Your task is to reproduce the material exactly.

>> start RECORDS FOR PROCESSING

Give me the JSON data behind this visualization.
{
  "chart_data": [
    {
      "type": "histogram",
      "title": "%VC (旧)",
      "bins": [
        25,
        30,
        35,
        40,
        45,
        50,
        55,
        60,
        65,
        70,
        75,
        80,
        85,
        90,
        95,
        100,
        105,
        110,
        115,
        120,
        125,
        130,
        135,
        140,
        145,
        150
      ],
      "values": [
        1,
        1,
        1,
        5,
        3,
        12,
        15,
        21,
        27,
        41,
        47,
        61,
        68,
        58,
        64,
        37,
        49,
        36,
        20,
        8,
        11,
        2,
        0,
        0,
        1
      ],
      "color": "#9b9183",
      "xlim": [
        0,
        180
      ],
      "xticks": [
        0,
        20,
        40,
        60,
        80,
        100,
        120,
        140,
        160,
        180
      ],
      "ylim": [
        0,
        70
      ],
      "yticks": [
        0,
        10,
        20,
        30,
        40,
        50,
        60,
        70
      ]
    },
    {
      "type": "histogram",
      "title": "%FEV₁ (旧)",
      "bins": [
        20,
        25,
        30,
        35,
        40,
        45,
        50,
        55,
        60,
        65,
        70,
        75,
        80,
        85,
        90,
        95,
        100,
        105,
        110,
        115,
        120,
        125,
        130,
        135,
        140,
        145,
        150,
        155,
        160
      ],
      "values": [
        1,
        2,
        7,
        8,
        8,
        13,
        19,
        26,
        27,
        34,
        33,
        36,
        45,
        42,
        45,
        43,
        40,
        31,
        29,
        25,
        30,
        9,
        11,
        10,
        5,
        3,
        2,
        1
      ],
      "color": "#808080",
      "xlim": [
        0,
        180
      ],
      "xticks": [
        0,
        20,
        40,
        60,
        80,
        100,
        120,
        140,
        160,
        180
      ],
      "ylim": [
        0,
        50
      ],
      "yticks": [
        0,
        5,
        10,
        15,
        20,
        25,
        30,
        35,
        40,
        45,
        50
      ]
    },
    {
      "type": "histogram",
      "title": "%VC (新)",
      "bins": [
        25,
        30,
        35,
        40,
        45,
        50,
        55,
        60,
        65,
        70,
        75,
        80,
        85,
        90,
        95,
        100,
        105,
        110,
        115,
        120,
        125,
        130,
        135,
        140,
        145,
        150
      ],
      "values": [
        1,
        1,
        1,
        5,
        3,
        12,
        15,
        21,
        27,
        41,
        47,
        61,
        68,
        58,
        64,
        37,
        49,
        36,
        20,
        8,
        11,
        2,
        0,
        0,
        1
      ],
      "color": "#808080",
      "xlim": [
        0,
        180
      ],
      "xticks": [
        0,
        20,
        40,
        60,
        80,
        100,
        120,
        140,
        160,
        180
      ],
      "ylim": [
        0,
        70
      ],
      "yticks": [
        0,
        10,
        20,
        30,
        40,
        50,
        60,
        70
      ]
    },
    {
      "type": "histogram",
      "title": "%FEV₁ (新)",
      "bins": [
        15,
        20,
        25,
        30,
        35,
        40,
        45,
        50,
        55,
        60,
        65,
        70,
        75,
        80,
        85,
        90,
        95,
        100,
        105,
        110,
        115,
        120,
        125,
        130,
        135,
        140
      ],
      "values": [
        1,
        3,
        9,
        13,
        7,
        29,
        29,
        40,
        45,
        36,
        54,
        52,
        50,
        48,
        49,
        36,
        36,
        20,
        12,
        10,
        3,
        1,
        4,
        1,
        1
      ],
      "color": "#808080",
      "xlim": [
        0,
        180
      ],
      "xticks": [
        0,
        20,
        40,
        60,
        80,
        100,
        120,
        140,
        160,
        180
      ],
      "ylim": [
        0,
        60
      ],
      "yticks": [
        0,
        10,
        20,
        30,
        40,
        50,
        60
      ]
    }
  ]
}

>> end RECORDS FOR PROCESSING

* **CORRECT ANSWER**:
Give me the JSON data behind this visualization.
{
  "chart_data": [
    {
      "type": "histogram",
      "title": "%VC (旧)",
      "bins": [
        25,
        30,
        35,
        40,
        45,
        50,
        55,
        60,
        65,
        70,
        75,
        80,
        85,
        90,
        95,
        100,
        105,
        110,
        115,
        120,
        125,
        130,
        135,
        140,
        145,
        150
      ],
      "values": [
        1,
        1,
        1,
        5,
        3,
        12,
        15,
        21,
        27,
        41,
        47,
        61,
        68,
        58,
        64,
        37,
        49,
        36,
        20,
        8,
        11,
        2,
        0,
        0,
        1
      ],
      "color": "#9b9183",
      "xlim": [
        0,
        180
      ],
      "xticks": [
        0,
        20,
        40,
        60,
        80,
        100,
        120,
        140,
        160,
        180
      ],
      "ylim": [
        0,
        70
      ],
      "yticks": [
        0,
        10,
        20,
        30,
        40,
        50,
        60,
        70
      ]
    },
    {
      "type": "histogram",
      "title": "%FEV₁ (旧)",
      "bins": [
        20,
        25,
        30,
        35,
        40,
        45,
        50,
        55,
        60,
        65,
        70,
        75,
        80,
        85,
        90,
        95,
        100,
        105,
        110,
        115,
        120,
        125,
        130,
        135,
        140,
        145,
        150,
        155,
        160
      ],
      "values": [
        1,
        2,
        7,
        8,
        8,
        13,
        19,
        26,
        27,
        34,
        33,
        36,
        45,
        42,
        45,
        43,
        40,
        31,
        29,
        25,
        30,
        9,
        11,
        10,
        5,
        3,
        2,
        1
      ],
      "color": "#808080",
      "xlim": [
        0,
        180
      ],
      "xticks": [
        0,
        20,
        40,
        60,
        80,
        100,
        120,
        140,
        160,
        180
      ],
      "ylim": [
        0,
        50
      ],
      "yticks": [
        0,
        5,
        10,
        15,
        20,
        25,
        30,
        35,
        40,
        45,
        50
      ]
    },
    {
      "type": "histogram",
      "title": "%VC (新)",
      "bins": [
        25,
        30,
        35,
        40,
        45,
        50,
        55,
        60,
        65,
        70,
        75,
        80,
        85,
        90,
        95,
        100,
        105,
        110,
        115,
        120,
        125,
        130,
        135,
        140,
        145,
        150
      ],
      "values": [
        1,
        1,
        1,
        5,
        3,
        12,
        15,
        21,
        27,
        41,
        47,
        61,
        68,
        58,
        64,
        37,
        49,
        36,
        20,
        8,
        11,
        2,
        0,
        0,
        1
      ],
      "color": "#808080",
      "xlim": [
        0,
        180
      ],
      "xticks": [
        0,
        20,
        40,
        60,
        80,
        100,
        120,
        140,
        160,
        180
      ],
      "ylim": [
        0,
        70
      ],
      "yticks": [
        0,
        10,
        20,
        30,
        40,
        50,
        60,
        70
      ]
    },
    {
      "type": "histogram",
      "title": "%FEV₁ (新)",
      "bins": [
        15,
        20,
        25,
        30,
        35,
        40,
        45,
        50,
        55,
        60,
        65,
        70,
        75,
        80,
        85,
        90,
        95,
        100,
        105,
        110,
        115,
        120,
        125,
        130,
        135,
        140
      ],
      "values": [
        1,
        3,
        9,
        13,
        7,
        29,
        29,
        40,
        45,
        36,
        54,
        52,
        50,
        48,
        49,
        36,
        36,
        20,
        12,
        10,
        3,
        1,
        4,
        1,
        1
      ],
      "color": "#808080",
      "xlim": [
        0,
        180
      ],
      "xticks": [
        0,
        20,
        40,
        60,
        80,
        100,
        120,
        140,
        160,
        180
      ],
      "ylim": [
        0,
        60
      ],
      "yticks": [
        0,
        10,
        20,
        30,
        40,
        50,
        60
      ]
    }
  ]
}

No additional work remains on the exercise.